[A block of data]
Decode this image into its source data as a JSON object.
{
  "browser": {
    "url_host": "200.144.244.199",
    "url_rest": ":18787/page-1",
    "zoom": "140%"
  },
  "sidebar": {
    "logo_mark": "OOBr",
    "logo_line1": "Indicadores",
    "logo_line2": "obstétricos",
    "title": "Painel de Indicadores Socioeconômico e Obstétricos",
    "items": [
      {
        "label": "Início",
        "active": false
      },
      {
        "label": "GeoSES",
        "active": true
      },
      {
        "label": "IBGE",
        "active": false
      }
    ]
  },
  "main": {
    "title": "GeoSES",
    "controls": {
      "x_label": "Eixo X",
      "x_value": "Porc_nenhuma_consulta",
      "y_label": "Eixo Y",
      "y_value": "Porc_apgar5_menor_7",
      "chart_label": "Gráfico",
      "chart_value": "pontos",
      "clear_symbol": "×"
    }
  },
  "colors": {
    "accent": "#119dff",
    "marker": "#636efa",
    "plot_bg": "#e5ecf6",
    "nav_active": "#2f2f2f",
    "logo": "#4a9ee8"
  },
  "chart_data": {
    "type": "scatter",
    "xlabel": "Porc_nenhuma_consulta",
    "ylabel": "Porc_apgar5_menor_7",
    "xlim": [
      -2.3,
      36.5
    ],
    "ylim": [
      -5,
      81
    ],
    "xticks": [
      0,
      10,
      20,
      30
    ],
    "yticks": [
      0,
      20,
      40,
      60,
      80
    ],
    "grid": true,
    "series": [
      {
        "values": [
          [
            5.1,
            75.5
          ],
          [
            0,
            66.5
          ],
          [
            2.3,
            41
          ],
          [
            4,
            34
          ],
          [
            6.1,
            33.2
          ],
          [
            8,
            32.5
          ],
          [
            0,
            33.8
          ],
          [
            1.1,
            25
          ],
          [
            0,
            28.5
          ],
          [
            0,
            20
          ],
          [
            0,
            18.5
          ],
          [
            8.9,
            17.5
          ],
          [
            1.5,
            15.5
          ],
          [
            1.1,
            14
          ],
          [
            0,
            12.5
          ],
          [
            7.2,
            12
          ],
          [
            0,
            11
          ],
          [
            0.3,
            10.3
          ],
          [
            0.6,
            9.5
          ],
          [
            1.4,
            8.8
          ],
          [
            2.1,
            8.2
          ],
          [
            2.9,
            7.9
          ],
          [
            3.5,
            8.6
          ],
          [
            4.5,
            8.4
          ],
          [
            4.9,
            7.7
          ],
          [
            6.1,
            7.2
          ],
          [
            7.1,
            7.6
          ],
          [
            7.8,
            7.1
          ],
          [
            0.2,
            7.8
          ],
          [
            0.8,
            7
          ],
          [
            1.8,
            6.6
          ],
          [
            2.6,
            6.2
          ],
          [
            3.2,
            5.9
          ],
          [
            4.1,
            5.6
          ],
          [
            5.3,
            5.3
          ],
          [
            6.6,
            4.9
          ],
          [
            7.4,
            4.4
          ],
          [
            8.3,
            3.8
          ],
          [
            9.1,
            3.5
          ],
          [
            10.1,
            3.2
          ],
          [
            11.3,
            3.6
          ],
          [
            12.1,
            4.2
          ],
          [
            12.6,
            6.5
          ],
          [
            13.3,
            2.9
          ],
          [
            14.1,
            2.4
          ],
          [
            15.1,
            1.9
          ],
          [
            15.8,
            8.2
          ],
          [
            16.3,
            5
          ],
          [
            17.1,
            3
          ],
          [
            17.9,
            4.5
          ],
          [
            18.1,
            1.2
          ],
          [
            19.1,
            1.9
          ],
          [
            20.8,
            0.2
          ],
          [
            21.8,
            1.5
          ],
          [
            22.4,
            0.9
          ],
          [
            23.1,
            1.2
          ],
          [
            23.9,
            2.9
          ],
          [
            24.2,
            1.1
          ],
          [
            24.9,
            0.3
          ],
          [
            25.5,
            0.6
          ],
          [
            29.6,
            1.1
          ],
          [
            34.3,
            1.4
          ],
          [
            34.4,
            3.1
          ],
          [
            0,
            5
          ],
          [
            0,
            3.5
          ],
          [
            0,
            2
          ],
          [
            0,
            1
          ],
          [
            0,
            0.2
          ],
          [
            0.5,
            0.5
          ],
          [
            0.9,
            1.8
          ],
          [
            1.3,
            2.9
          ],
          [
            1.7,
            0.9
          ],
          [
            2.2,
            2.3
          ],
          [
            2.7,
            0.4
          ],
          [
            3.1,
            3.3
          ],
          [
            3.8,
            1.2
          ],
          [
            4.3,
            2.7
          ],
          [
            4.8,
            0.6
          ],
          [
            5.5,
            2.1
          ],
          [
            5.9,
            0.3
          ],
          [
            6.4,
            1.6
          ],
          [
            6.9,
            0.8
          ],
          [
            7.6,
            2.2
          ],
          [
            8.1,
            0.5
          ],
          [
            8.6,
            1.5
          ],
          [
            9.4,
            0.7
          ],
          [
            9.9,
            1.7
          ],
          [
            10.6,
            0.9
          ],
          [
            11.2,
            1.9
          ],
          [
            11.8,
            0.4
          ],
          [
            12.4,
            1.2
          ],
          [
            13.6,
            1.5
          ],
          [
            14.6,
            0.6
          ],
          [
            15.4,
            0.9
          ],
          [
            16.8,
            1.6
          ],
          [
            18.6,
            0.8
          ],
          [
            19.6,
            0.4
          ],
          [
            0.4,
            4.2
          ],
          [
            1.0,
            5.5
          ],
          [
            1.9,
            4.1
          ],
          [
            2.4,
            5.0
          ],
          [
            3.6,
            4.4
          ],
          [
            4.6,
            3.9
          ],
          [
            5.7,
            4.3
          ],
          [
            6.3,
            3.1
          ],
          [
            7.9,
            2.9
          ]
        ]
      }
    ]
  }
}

_PROMPT_
Going through the data, tally the lines containing "Indicadores" and report only the result.

_EXERCISE RESULT_
2